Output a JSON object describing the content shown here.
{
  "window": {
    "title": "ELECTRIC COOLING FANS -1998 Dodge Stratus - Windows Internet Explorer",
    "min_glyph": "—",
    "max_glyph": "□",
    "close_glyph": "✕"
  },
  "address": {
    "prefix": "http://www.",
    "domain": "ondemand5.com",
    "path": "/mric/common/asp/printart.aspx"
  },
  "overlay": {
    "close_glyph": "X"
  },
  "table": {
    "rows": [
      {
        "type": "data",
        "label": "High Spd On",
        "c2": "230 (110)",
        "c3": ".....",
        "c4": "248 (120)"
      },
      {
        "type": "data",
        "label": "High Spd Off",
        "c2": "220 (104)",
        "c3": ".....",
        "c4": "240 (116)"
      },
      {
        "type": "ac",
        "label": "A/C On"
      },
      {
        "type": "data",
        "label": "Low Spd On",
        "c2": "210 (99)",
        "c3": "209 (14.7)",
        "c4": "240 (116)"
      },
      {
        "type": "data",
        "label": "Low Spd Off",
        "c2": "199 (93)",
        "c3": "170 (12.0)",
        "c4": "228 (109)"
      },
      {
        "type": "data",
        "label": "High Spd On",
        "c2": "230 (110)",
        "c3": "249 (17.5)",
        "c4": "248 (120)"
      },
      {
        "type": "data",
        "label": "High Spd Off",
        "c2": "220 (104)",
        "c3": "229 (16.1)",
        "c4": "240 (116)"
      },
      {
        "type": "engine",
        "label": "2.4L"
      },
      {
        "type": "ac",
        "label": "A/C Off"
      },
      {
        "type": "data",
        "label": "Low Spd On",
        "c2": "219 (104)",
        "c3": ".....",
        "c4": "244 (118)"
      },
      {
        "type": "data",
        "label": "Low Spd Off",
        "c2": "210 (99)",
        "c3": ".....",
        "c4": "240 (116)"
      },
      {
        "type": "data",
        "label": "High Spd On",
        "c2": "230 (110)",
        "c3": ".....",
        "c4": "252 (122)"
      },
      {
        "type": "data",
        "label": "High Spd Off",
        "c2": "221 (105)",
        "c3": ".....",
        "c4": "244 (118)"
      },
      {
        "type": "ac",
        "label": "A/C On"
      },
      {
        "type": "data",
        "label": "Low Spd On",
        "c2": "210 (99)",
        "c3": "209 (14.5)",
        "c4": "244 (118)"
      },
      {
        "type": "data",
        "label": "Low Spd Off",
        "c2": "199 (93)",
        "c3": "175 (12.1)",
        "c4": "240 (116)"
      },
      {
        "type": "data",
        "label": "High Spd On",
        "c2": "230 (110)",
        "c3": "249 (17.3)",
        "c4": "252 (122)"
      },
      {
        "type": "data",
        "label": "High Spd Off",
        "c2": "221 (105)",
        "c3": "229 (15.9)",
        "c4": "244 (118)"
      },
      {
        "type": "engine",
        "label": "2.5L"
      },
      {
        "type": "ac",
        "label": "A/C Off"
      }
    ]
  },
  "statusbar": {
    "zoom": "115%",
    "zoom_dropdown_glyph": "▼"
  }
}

What you need to do: Quote the whole listing above, leaving nothing out.

Solution to the exercise:
Output a JSON object describing the content shown here.
{
  "window": {
    "title": "ELECTRIC COOLING FANS -1998 Dodge Stratus - Windows Internet Explorer",
    "min_glyph": "—",
    "max_glyph": "□",
    "close_glyph": "✕"
  },
  "address": {
    "prefix": "http://www.",
    "domain": "ondemand5.com",
    "path": "/mric/common/asp/printart.aspx"
  },
  "overlay": {
    "close_glyph": "X"
  },
  "table": {
    "rows": [
      {
        "type": "data",
        "label": "High Spd On",
        "c2": "230 (110)",
        "c3": ".....",
        "c4": "248 (120)"
      },
      {
        "type": "data",
        "label": "High Spd Off",
        "c2": "220 (104)",
        "c3": ".....",
        "c4": "240 (116)"
      },
      {
        "type": "ac",
        "label": "A/C On"
      },
      {
        "type": "data",
        "label": "Low Spd On",
        "c2": "210 (99)",
        "c3": "209 (14.7)",
        "c4": "240 (116)"
      },
      {
        "type": "data",
        "label": "Low Spd Off",
        "c2": "199 (93)",
        "c3": "170 (12.0)",
        "c4": "228 (109)"
      },
      {
        "type": "data",
        "label": "High Spd On",
        "c2": "230 (110)",
        "c3": "249 (17.5)",
        "c4": "248 (120)"
      },
      {
        "type": "data",
        "label": "High Spd Off",
        "c2": "220 (104)",
        "c3": "229 (16.1)",
        "c4": "240 (116)"
      },
      {
        "type": "engine",
        "label": "2.4L"
      },
      {
        "type": "ac",
        "label": "A/C Off"
      },
      {
        "type": "data",
        "label": "Low Spd On",
        "c2": "219 (104)",
        "c3": ".....",
        "c4": "244 (118)"
      },
      {
        "type": "data",
        "label": "Low Spd Off",
        "c2": "210 (99)",
        "c3": ".....",
        "c4": "240 (116)"
      },
      {
        "type": "data",
        "label": "High Spd On",
        "c2": "230 (110)",
        "c3": ".....",
        "c4": "252 (122)"
      },
      {
        "type": "data",
        "label": "High Spd Off",
        "c2": "221 (105)",
        "c3": ".....",
        "c4": "244 (118)"
      },
      {
        "type": "ac",
        "label": "A/C On"
      },
      {
        "type": "data",
        "label": "Low Spd On",
        "c2": "210 (99)",
        "c3": "209 (14.5)",
        "c4": "244 (118)"
      },
      {
        "type": "data",
        "label": "Low Spd Off",
        "c2": "199 (93)",
        "c3": "175 (12.1)",
        "c4": "240 (116)"
      },
      {
        "type": "data",
        "label": "High Spd On",
        "c2": "230 (110)",
        "c3": "249 (17.3)",
        "c4": "252 (122)"
      },
      {
        "type": "data",
        "label": "High Spd Off",
        "c2": "221 (105)",
        "c3": "229 (15.9)",
        "c4": "244 (118)"
      },
      {
        "type": "engine",
        "label": "2.5L"
      },
      {
        "type": "ac",
        "label": "A/C Off"
      }
    ]
  },
  "statusbar": {
    "zoom": "115%",
    "zoom_dropdown_glyph": "▼"
  }
}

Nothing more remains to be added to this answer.